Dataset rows
########

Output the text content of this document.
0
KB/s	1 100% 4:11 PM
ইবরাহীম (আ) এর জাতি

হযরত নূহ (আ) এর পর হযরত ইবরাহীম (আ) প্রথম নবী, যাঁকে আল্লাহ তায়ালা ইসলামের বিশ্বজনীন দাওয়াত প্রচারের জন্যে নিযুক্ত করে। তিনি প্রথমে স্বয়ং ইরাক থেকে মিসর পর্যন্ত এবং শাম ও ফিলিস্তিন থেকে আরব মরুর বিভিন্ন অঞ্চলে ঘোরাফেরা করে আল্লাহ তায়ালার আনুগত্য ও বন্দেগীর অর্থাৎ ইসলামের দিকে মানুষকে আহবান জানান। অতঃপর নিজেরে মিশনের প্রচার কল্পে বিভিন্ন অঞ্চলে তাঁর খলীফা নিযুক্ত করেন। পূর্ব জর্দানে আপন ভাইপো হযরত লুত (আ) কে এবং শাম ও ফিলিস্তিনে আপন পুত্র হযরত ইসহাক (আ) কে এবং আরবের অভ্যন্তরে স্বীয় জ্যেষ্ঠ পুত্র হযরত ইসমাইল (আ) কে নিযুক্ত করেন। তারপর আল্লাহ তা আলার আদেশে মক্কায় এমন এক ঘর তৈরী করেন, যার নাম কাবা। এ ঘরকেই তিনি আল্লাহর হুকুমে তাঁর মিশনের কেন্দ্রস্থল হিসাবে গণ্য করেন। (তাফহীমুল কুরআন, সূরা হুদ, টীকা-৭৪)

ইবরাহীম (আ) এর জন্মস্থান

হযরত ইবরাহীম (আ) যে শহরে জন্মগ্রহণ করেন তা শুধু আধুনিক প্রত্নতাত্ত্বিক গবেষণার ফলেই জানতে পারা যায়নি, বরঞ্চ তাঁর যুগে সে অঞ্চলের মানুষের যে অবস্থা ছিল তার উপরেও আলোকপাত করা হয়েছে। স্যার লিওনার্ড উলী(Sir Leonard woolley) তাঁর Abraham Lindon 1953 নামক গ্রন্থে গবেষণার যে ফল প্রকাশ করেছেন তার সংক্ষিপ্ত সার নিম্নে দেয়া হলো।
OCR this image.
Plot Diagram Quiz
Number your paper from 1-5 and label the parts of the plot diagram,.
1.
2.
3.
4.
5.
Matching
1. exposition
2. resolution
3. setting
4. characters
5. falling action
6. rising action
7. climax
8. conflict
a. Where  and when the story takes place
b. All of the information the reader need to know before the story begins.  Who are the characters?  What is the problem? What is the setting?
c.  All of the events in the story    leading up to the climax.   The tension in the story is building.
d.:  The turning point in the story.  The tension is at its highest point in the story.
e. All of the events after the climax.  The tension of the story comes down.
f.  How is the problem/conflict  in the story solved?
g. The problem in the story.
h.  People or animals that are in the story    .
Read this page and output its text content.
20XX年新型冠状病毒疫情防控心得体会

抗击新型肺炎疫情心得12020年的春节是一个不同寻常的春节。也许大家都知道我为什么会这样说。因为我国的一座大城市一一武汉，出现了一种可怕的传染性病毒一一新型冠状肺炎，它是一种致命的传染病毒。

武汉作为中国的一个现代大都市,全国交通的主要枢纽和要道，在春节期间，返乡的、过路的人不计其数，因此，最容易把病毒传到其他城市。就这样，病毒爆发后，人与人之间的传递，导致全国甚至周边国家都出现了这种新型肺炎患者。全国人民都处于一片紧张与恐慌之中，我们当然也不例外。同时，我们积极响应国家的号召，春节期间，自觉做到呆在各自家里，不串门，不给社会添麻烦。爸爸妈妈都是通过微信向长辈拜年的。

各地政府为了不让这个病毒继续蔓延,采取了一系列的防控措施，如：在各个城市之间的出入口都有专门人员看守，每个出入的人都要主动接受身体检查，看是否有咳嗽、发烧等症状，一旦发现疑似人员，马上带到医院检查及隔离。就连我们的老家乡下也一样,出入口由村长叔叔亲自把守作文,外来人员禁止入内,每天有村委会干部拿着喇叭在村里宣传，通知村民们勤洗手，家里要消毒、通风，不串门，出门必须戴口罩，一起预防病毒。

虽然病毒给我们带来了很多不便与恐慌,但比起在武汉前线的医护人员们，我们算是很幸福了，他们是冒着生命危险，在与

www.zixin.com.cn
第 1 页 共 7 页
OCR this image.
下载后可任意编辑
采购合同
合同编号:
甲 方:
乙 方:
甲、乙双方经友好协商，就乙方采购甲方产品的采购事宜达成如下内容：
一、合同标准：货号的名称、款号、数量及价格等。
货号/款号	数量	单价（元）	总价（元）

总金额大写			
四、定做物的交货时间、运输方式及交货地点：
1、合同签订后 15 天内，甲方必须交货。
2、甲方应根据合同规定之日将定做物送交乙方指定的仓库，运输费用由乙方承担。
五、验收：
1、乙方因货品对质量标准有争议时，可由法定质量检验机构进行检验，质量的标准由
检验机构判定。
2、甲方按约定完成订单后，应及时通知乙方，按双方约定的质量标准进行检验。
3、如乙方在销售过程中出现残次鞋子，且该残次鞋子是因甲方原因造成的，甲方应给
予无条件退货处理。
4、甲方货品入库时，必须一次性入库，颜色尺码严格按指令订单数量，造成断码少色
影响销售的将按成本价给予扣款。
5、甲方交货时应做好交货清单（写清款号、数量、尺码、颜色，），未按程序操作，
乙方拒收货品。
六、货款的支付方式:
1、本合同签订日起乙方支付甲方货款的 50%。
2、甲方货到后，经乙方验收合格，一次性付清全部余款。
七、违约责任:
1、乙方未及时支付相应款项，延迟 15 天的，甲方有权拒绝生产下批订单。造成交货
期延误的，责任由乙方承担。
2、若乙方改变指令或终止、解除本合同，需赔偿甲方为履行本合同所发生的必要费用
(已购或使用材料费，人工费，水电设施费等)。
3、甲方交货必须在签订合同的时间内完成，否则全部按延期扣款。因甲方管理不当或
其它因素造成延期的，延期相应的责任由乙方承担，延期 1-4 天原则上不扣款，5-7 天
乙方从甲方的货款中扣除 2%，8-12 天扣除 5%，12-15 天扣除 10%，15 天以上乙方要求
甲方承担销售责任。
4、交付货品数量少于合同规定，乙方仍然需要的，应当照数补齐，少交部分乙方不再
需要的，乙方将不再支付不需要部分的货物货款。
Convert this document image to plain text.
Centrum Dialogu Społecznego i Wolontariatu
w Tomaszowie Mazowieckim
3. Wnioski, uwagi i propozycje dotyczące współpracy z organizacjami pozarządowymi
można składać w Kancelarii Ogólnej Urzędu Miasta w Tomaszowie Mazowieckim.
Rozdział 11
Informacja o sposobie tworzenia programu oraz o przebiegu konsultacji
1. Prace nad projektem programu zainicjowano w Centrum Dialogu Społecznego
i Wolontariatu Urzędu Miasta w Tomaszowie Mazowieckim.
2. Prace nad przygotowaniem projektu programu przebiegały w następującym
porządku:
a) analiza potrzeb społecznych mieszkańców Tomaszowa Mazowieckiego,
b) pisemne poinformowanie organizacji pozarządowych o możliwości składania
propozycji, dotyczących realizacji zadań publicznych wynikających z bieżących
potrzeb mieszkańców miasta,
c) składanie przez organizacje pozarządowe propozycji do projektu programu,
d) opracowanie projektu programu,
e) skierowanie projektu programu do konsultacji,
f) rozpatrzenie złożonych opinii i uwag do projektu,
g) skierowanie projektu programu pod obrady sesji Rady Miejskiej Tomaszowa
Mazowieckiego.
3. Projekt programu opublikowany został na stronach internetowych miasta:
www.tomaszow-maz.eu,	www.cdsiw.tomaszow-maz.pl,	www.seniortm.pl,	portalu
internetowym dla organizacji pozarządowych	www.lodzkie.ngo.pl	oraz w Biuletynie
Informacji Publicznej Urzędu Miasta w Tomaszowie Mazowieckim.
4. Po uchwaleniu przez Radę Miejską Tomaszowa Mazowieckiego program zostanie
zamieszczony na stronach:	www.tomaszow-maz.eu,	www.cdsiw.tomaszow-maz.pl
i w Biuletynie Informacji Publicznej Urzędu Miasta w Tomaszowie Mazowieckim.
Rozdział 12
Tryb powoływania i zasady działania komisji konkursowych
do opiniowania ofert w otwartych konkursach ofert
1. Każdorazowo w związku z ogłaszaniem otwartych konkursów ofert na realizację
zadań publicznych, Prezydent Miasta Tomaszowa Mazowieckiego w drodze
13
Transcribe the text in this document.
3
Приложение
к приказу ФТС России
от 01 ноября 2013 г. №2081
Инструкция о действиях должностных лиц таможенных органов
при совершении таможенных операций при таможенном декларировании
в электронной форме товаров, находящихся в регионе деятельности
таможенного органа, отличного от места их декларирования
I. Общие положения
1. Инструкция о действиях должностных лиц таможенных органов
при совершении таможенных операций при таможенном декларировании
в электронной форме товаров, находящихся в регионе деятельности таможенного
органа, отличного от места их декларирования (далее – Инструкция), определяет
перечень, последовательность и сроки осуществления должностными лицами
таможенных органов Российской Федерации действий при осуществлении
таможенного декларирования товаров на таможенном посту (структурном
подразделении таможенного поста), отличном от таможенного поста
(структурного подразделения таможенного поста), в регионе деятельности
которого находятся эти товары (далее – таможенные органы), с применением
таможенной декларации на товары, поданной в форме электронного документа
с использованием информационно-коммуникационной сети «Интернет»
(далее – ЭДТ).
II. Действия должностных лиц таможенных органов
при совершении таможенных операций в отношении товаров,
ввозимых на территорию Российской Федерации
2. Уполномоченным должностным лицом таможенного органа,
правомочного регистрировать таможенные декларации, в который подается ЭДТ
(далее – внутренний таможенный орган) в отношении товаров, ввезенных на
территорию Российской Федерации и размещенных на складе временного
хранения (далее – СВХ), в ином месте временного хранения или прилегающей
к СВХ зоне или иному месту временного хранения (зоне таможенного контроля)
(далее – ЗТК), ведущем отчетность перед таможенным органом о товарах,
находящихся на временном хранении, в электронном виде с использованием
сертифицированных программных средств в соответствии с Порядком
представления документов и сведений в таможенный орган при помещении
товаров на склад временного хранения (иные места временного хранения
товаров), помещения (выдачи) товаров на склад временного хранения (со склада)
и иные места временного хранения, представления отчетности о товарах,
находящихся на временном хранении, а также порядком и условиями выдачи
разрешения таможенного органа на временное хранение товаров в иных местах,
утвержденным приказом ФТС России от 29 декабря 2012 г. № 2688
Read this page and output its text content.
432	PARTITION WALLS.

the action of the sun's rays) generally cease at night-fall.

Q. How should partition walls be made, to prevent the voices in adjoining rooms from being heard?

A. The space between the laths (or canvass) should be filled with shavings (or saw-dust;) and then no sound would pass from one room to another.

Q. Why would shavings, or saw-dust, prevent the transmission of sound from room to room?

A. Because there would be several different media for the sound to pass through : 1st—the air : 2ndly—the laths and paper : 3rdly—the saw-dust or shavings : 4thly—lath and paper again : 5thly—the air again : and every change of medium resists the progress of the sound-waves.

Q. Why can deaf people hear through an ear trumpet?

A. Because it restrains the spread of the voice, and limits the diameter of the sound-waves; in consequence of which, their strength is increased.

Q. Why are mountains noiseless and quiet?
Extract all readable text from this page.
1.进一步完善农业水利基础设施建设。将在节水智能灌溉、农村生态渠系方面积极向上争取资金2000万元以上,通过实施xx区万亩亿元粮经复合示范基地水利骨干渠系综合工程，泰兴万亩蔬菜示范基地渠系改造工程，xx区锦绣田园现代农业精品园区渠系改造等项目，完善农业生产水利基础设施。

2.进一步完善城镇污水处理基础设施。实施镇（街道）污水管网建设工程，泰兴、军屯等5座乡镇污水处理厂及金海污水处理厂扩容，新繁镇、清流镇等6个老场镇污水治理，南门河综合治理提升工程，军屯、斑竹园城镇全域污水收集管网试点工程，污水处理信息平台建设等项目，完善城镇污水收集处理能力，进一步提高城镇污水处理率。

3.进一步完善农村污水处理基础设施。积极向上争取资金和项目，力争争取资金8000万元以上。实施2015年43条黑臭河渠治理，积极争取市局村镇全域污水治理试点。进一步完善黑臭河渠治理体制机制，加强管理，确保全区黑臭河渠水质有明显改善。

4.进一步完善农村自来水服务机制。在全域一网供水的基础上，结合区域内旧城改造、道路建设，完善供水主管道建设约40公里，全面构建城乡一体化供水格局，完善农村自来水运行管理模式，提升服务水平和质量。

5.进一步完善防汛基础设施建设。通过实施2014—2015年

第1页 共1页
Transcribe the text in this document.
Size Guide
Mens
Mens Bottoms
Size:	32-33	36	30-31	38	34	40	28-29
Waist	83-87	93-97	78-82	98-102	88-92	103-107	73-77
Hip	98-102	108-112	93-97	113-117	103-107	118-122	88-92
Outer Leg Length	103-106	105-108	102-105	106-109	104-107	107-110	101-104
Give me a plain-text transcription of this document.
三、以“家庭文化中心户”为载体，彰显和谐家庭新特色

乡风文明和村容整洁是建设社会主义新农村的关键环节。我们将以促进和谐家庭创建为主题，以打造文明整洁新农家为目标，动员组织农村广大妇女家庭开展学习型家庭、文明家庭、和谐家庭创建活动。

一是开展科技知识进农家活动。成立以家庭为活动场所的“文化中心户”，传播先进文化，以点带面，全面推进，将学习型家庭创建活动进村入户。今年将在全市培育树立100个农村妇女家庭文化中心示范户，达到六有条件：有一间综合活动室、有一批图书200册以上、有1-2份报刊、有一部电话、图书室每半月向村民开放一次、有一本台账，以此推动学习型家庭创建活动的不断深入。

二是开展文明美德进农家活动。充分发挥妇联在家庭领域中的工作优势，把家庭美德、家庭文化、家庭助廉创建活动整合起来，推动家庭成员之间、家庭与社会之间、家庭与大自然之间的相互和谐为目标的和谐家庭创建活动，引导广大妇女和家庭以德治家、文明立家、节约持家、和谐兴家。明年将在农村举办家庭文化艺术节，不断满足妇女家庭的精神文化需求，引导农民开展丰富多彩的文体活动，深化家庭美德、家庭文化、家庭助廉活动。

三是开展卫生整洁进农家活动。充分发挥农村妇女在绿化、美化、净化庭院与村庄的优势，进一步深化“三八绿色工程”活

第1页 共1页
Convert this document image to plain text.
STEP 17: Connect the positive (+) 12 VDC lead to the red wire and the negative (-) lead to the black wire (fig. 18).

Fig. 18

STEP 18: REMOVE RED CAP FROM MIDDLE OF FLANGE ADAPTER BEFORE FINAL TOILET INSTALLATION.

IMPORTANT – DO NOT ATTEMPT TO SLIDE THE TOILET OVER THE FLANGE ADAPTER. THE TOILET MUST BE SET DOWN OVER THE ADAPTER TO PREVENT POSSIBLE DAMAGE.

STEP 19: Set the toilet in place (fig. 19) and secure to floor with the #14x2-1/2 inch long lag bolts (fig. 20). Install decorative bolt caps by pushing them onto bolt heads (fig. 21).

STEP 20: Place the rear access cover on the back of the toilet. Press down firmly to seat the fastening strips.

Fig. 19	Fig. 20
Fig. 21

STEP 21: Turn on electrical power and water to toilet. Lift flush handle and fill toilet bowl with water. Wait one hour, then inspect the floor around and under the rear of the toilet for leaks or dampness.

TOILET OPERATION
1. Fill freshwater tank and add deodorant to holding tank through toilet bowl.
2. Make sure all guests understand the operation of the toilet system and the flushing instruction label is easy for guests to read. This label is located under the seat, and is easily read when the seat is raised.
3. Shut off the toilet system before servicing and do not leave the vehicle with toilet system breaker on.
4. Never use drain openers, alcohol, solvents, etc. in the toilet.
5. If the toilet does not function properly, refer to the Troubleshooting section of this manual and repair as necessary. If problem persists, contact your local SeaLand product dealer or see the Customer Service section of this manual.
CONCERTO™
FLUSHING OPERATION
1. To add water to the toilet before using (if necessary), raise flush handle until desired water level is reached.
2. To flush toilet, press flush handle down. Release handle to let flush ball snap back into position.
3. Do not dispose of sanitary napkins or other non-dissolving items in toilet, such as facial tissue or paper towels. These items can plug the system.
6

########

- **What is needed**:
Return a copy of every line that includes the word "stronach".

- **Result of this exercise**:
3. Projekt programu opublikowany został na stronach internetowych miasta:
zamieszczony na stronach:	www.tomaszow-maz.eu,	www.cdsiw.tomaszow-maz.pl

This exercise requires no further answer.